**WORK INSTRUCTIONS:**
Wherever the string "xlabel" appears in the listing, copy that line.
━━ SUPPLIED RECORDS ━━
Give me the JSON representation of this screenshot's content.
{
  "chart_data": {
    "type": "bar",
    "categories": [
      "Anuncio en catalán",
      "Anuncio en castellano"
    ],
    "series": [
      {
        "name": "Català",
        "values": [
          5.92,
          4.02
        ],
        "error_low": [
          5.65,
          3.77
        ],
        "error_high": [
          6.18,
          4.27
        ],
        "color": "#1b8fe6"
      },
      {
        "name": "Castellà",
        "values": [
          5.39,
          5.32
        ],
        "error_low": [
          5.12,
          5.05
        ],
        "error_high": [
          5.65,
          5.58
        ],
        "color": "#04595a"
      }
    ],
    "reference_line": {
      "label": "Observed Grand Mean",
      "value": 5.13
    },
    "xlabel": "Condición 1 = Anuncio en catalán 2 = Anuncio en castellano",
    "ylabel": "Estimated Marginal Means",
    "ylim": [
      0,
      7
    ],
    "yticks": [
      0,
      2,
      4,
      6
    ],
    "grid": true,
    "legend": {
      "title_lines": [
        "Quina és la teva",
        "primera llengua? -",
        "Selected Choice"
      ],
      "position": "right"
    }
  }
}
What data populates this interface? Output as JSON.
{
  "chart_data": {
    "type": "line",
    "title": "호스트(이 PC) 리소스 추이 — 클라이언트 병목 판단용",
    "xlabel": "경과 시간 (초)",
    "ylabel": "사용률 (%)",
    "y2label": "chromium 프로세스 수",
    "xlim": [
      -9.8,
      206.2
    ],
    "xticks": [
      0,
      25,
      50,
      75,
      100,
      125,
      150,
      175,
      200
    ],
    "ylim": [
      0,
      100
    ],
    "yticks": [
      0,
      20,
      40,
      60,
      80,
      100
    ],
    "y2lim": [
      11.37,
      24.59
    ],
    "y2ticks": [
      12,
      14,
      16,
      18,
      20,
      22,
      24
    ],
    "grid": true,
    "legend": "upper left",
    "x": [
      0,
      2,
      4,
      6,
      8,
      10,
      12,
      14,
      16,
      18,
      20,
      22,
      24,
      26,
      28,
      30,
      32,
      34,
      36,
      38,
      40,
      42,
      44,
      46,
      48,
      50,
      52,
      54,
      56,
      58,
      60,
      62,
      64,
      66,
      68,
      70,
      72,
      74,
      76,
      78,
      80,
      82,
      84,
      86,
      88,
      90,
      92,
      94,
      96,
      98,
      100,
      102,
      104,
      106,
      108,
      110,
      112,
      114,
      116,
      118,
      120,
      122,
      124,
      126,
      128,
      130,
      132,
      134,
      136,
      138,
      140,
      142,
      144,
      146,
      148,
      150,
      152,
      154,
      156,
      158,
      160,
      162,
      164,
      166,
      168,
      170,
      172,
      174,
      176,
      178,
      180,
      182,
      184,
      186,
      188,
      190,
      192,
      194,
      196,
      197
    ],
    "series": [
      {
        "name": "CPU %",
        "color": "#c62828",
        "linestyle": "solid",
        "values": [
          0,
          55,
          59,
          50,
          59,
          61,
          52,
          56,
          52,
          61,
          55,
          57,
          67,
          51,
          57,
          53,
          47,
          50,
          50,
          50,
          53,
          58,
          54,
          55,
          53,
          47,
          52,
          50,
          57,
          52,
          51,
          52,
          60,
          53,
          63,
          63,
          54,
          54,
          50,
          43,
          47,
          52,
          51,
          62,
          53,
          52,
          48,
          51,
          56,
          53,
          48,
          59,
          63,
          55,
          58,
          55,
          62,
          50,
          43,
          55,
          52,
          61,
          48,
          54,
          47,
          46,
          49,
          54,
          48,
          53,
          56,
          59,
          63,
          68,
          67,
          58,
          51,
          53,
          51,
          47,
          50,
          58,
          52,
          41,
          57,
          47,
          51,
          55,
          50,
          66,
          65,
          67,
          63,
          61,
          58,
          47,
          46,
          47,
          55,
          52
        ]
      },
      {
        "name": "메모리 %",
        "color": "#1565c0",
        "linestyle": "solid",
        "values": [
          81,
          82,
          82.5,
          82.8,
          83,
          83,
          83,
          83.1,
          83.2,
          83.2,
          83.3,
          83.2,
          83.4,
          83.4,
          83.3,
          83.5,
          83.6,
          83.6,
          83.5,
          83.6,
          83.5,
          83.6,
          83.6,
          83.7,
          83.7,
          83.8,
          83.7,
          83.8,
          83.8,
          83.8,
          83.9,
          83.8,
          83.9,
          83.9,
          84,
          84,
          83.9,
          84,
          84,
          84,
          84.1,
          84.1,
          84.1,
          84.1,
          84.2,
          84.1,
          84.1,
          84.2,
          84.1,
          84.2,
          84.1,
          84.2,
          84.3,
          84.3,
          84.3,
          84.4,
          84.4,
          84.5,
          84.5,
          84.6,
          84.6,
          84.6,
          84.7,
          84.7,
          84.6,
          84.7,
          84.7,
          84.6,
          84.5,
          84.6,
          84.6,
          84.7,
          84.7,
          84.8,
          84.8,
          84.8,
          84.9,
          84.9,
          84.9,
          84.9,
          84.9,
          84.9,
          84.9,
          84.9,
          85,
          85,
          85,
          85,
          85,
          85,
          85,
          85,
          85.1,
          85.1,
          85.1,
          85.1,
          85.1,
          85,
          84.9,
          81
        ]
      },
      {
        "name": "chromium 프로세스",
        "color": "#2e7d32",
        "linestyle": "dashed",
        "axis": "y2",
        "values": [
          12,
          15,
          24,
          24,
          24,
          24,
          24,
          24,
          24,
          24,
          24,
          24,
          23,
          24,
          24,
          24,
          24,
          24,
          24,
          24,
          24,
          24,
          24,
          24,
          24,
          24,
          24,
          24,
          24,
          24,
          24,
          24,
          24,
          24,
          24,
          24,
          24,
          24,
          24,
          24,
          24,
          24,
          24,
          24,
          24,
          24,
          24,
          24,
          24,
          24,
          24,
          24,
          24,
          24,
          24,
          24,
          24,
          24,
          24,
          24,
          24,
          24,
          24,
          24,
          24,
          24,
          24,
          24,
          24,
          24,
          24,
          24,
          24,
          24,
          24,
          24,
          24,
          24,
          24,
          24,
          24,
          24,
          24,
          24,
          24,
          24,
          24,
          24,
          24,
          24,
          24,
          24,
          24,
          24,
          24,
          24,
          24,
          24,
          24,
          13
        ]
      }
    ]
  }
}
━━━
**EXERCISE SOLUTION:**
    "xlabel": "Condición 1 = Anuncio en catalán 2 = Anuncio en castellano",
    "xlabel": "경과 시간 (초)",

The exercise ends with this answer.